> _Exercise task_
Look through the records that follow. Copy every line containing the word "color".

> _Given entries_
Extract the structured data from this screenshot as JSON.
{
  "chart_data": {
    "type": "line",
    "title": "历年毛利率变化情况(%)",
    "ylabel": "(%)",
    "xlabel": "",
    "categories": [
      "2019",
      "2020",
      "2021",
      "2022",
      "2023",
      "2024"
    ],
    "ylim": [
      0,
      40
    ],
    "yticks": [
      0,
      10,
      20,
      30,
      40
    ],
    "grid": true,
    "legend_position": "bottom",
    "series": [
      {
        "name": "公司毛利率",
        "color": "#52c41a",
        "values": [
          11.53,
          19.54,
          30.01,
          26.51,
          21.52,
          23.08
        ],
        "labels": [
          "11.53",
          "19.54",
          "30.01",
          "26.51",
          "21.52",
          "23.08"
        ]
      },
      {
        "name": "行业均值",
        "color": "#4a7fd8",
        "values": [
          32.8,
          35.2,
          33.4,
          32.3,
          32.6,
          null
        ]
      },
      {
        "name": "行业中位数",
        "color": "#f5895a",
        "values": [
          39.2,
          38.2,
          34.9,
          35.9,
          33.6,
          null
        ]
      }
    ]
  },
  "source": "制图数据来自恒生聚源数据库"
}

> _Task output_
        "color": "#52c41a",
        "color": "#4a7fd8",
        "color": "#f5895a",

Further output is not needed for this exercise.